Stated task A: According to the robotic insertion page, on how many precise insertion tasks were the methods evaluated?
Stated task B: Please condense the paragraph of the robotic insertion page that opens with "Recent studies have proved" into a bulleted list that keeps its main facts.

🤖 AI Summary
Existing imitation learning methods for high-precision robotic insertion suffer from low accuracy, reliance on redundant image/point-cloud observations, and poor sample efficiency. To address these challenges, this paper proposes the first SE(3)-relative-pose-guided imitation learning framework. Our method unifies observation and action representation via SE(3) relative pose; introduces a target-conditioned RGB-D encoder coupled with a pose-guided residual gated fusion mechanism to adaptively integrate geometric priors and visual details; and jointly models policies via diffusion-based trajectory generation and SE(3) pose trajectory prediction. Evaluated on six fine-grained insertion tasks, our approach achieves ≈0.01 mm positioning accuracy using only 7–10 demonstrations—substantially outperforming state-of-the-art methods—while demonstrating strong generalization and unprecedented sample efficiency.
📝 Abstract
Recent studies have proved that imitation learning shows strong potential in the field of robotic manipulation. However, existing methods still struggle with precision manipulation task and rely on inefficient image/point cloud observations. In this paper, we explore to introduce SE(3) object pose into imitation learning and propose the pose-guided efficient imitation learning methods for robotic precise insertion task. First, we propose a precise insertion diffusion policy which utilizes the relative SE(3) pose as the observation-action pair. The policy models the source object SE(3) pose trajectory relative to the target object. Second, we explore to introduce the RGBD data to the pose-guided diffusion policy. Specifically, we design a goal-conditioned RGBD encoder to capture the discrepancy between the current state and the goal state. In addition, a pose-guided residual gated fusion method is proposed, which takes pose features as the backbone, and the RGBD features selectively compensate for pose feature deficiencies through an adaptive gating mechanism. Our methods are evaluated on 6 robotic precise insertion tasks, demonstrating competitive performance with only 7-10 demonstrations. Experiments demonstrate that the proposed methods can successfully complete precision insertion tasks with a clearance of about 0.01 mm. Experimental results highlight its superior efficiency and generalization capability compared to existing baselines. Code will be available at https://github.com/sunhan1997/PoseInsert.

Information given:
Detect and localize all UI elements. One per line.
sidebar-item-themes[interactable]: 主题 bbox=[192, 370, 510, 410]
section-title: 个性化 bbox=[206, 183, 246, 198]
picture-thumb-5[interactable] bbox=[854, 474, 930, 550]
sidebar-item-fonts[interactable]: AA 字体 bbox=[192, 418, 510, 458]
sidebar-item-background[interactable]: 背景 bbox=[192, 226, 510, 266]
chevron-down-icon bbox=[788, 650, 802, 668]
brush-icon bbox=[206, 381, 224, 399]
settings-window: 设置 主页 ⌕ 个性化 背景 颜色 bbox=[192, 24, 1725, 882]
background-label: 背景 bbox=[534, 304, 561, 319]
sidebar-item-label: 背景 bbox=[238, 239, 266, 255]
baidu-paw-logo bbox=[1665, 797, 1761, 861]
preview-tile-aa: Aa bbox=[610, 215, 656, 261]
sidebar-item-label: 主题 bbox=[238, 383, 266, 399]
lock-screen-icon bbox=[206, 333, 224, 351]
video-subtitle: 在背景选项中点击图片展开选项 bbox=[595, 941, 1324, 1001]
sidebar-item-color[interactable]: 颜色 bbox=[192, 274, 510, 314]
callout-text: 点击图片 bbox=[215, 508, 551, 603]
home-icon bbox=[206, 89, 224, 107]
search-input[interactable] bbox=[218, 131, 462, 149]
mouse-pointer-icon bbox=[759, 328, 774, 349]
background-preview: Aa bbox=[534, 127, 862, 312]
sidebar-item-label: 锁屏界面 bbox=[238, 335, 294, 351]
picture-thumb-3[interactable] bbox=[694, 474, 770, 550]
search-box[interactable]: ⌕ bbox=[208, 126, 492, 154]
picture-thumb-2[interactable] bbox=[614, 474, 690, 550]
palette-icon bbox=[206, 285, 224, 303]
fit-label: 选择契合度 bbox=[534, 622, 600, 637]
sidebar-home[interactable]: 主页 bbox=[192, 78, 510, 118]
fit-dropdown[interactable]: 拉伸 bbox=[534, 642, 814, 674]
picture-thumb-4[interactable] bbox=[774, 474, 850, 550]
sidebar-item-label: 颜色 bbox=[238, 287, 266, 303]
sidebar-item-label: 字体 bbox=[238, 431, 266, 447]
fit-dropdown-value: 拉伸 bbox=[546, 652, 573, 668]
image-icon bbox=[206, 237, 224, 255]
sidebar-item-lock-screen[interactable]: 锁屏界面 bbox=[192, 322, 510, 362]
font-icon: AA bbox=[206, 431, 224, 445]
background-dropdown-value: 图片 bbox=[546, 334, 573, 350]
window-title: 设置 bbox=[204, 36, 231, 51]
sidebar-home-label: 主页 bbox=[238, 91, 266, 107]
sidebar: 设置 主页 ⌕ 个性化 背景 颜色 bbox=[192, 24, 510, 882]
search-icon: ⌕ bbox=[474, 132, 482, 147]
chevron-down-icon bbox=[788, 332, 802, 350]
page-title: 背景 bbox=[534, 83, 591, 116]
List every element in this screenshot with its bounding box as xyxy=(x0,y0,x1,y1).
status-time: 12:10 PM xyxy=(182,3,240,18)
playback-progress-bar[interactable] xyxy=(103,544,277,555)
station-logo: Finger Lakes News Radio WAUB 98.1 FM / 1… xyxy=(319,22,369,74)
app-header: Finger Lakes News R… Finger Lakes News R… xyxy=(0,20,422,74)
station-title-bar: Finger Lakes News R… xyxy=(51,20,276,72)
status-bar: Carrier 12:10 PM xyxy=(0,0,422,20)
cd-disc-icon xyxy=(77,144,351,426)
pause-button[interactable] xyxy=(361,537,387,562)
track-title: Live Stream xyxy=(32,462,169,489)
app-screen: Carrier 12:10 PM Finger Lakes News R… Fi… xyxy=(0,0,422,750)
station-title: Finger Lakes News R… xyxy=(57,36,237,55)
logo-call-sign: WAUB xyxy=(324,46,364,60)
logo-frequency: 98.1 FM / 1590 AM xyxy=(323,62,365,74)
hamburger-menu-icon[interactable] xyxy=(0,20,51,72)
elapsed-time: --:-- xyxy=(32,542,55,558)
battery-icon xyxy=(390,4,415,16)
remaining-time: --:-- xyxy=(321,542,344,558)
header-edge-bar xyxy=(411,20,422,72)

Written answer A: Six.

Written answer B:
- Imitation learning shows strong potential in robotic manipulation, but existing methods struggle with precision tasks and rely on inefficient image/point cloud observations.
- The paper introduces SE(3) object pose into imitation learning and proposes pose-guided efficient methods for precise robotic insertion.
- A precise insertion diffusion policy uses the relative SE(3) pose as the observation-action pair. It models the source object's pose trajectory relative to the target object.
- RGBD data is added through a goal-conditioned RGBD encoder that captures the discrepancy between the current state and the goal state.
- A pose-guided residual gated fusion method takes pose features as the backbone. Through an adaptive gating mechanism, RGBD features selectively compensate for gaps in the pose features.
- The methods were tested on 6 precise insertion tasks and were competitive with only 7–10 demonstrations. They completed insertions with a clearance of about 0.01 mm.
- They showed better efficiency and generalization than existing baselines. Code will be available at https://github.com/sunhan1997/PoseInsert.